Dataset records on visual material:
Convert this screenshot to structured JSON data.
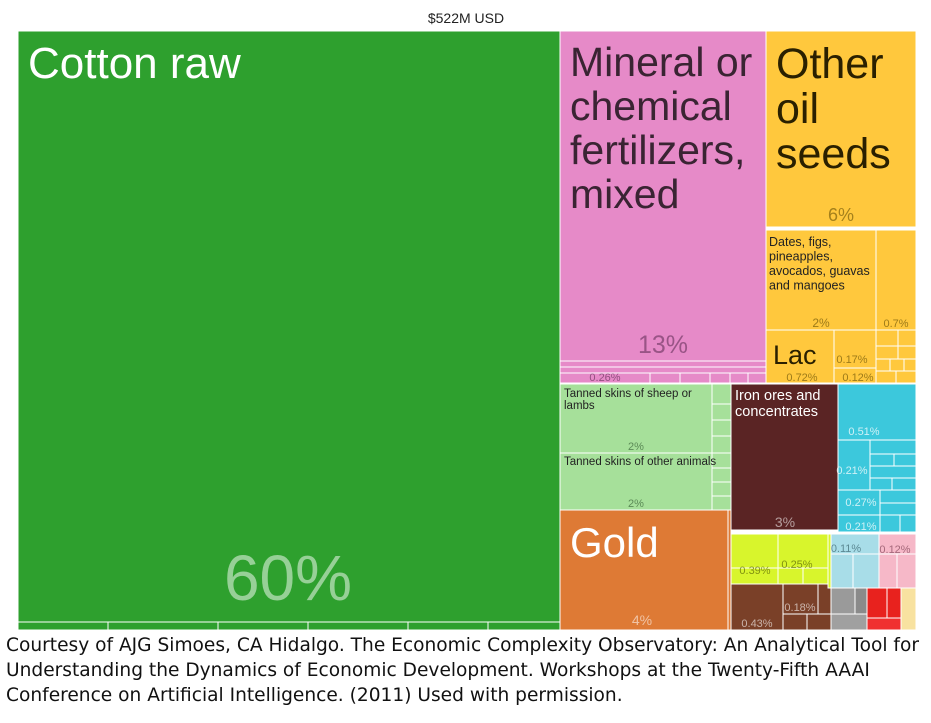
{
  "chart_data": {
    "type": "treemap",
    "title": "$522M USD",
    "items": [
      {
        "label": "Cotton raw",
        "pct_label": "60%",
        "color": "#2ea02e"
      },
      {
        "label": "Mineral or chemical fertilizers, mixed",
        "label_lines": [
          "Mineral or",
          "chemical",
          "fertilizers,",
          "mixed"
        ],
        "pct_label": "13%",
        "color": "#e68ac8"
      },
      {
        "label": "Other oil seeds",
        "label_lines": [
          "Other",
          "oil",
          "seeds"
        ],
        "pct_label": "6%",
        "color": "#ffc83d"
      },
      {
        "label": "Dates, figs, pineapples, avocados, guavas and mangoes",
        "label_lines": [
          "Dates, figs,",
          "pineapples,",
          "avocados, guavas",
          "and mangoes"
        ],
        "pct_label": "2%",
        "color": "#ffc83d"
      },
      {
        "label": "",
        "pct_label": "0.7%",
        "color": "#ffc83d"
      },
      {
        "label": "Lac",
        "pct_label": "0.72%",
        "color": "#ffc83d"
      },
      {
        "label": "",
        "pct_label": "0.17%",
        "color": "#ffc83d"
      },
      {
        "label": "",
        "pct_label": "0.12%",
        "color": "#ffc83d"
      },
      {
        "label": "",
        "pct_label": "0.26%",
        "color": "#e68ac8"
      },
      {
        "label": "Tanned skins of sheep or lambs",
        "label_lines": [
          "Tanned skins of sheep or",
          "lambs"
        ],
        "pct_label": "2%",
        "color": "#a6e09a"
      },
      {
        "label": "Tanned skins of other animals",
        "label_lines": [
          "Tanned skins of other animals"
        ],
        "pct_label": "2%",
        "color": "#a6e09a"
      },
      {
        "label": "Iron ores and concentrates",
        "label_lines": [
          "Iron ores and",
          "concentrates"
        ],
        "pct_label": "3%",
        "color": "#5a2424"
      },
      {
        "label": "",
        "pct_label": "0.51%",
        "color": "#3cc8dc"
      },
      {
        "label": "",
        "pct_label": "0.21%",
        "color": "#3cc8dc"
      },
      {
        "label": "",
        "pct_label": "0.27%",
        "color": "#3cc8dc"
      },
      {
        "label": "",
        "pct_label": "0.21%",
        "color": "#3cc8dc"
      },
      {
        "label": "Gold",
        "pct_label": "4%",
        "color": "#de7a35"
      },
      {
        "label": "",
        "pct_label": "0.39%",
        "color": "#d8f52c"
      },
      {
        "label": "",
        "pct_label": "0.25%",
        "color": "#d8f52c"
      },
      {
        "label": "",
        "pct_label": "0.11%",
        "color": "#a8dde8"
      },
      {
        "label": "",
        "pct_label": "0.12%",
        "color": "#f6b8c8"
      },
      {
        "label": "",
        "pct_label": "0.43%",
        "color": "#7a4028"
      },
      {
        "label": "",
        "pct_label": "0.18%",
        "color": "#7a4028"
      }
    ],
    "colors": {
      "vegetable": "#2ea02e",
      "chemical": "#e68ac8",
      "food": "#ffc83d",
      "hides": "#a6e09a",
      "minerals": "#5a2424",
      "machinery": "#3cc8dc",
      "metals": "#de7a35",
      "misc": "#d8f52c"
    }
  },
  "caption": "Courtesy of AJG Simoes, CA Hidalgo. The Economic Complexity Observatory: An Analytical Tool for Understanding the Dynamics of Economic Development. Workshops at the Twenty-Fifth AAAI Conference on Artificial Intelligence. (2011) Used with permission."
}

• _Work instructions_
Quote each line of the listing exactly, but leave the pictures out.

• _Task response_
Convert this screenshot to structured JSON data.
{
  "chart_data": {
    "type": "treemap",
    "title": "$522M USD",
    "items": [
      {
        "label": "Cotton raw",
        "pct_label": "60%",
        "color": "#2ea02e"
      },
      {
        "label": "Mineral or chemical fertilizers, mixed",
        "label_lines": [
          "Mineral or",
          "chemical",
          "fertilizers,",
          "mixed"
        ],
        "pct_label": "13%",
        "color": "#e68ac8"
      },
      {
        "label": "Other oil seeds",
        "label_lines": [
          "Other",
          "oil",
          "seeds"
        ],
        "pct_label": "6%",
        "color": "#ffc83d"
      },
      {
        "label": "Dates, figs, pineapples, avocados, guavas and mangoes",
        "label_lines": [
          "Dates, figs,",
          "pineapples,",
          "avocados, guavas",
          "and mangoes"
        ],
        "pct_label": "2%",
        "color": "#ffc83d"
      },
      {
        "label": "",
        "pct_label": "0.7%",
        "color": "#ffc83d"
      },
      {
        "label": "Lac",
        "pct_label": "0.72%",
        "color": "#ffc83d"
      },
      {
        "label": "",
        "pct_label": "0.17%",
        "color": "#ffc83d"
      },
      {
        "label": "",
        "pct_label": "0.12%",
        "color": "#ffc83d"
      },
      {
        "label": "",
        "pct_label": "0.26%",
        "color": "#e68ac8"
      },
      {
        "label": "Tanned skins of sheep or lambs",
        "label_lines": [
          "Tanned skins of sheep or",
          "lambs"
        ],
        "pct_label": "2%",
        "color": "#a6e09a"
      },
      {
        "label": "Tanned skins of other animals",
        "label_lines": [
          "Tanned skins of other animals"
        ],
        "pct_label": "2%",
        "color": "#a6e09a"
      },
      {
        "label": "Iron ores and concentrates",
        "label_lines": [
          "Iron ores and",
          "concentrates"
        ],
        "pct_label": "3%",
        "color": "#5a2424"
      },
      {
        "label": "",
        "pct_label": "0.51%",
        "color": "#3cc8dc"
      },
      {
        "label": "",
        "pct_label": "0.21%",
        "color": "#3cc8dc"
      },
      {
        "label": "",
        "pct_label": "0.27%",
        "color": "#3cc8dc"
      },
      {
        "label": "",
        "pct_label": "0.21%",
        "color": "#3cc8dc"
      },
      {
        "label": "Gold",
        "pct_label": "4%",
        "color": "#de7a35"
      },
      {
        "label": "",
        "pct_label": "0.39%",
        "color": "#d8f52c"
      },
      {
        "label": "",
        "pct_label": "0.25%",
        "color": "#d8f52c"
      },
      {
        "label": "",
        "pct_label": "0.11%",
        "color": "#a8dde8"
      },
      {
        "label": "",
        "pct_label": "0.12%",
        "color": "#f6b8c8"
      },
      {
        "label": "",
        "pct_label": "0.43%",
        "color": "#7a4028"
      },
      {
        "label": "",
        "pct_label": "0.18%",
        "color": "#7a4028"
      }
    ],
    "colors": {
      "vegetable": "#2ea02e",
      "chemical": "#e68ac8",
      "food": "#ffc83d",
      "hides": "#a6e09a",
      "minerals": "#5a2424",
      "machinery": "#3cc8dc",
      "metals": "#de7a35",
      "misc": "#d8f52c"
    }
  },
  "caption": "Courtesy of AJG Simoes, CA Hidalgo. The Economic Complexity Observatory: An Analytical Tool for Understanding the Dynamics of Economic Development. Workshops at the Twenty-Fifth AAAI Conference on Artificial Intelligence. (2011) Used with permission."
}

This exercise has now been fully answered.